**WRITTEN TASK:** Each record below must be returned exactly as shown.

··········

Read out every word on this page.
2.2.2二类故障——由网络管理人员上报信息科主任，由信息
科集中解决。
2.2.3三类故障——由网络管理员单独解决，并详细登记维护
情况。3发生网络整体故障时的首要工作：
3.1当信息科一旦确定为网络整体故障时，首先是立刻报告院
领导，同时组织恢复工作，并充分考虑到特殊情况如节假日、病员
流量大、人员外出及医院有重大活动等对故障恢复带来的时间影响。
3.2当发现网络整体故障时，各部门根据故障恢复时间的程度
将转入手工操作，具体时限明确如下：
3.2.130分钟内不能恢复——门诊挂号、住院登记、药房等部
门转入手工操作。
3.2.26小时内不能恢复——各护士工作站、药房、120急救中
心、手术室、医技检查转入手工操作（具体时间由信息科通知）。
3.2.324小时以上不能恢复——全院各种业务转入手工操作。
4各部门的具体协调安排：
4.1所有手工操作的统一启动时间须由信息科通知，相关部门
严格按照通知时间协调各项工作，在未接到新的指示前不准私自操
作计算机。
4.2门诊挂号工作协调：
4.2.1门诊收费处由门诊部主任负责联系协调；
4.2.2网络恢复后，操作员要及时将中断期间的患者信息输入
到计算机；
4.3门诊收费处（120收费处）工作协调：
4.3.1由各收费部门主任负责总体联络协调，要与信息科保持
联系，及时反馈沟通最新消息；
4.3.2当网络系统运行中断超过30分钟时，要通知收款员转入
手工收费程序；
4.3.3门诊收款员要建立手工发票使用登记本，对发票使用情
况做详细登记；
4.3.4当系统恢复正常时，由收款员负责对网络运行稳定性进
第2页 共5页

··········

**FINAL RESULT:**
Read out every word on this page.
2.2.2二类故障——由网络管理人员上报信息科主任，由信息
科集中解决。
2.2.3三类故障——由网络管理员单独解决，并详细登记维护
情况。3发生网络整体故障时的首要工作：
3.1当信息科一旦确定为网络整体故障时，首先是立刻报告院
领导，同时组织恢复工作，并充分考虑到特殊情况如节假日、病员
流量大、人员外出及医院有重大活动等对故障恢复带来的时间影响。
3.2当发现网络整体故障时，各部门根据故障恢复时间的程度
将转入手工操作，具体时限明确如下：
3.2.130分钟内不能恢复——门诊挂号、住院登记、药房等部
门转入手工操作。
3.2.26小时内不能恢复——各护士工作站、药房、120急救中
心、手术室、医技检查转入手工操作（具体时间由信息科通知）。
3.2.324小时以上不能恢复——全院各种业务转入手工操作。
4各部门的具体协调安排：
4.1所有手工操作的统一启动时间须由信息科通知，相关部门
严格按照通知时间协调各项工作，在未接到新的指示前不准私自操
作计算机。
4.2门诊挂号工作协调：
4.2.1门诊收费处由门诊部主任负责联系协调；
4.2.2网络恢复后，操作员要及时将中断期间的患者信息输入
到计算机；
4.3门诊收费处（120收费处）工作协调：
4.3.1由各收费部门主任负责总体联络协调，要与信息科保持
联系，及时反馈沟通最新消息；
4.3.2当网络系统运行中断超过30分钟时，要通知收款员转入
手工收费程序；
4.3.3门诊收款员要建立手工发票使用登记本，对发票使用情
况做详细登记；
4.3.4当系统恢复正常时，由收款员负责对网络运行稳定性进
第2页 共5页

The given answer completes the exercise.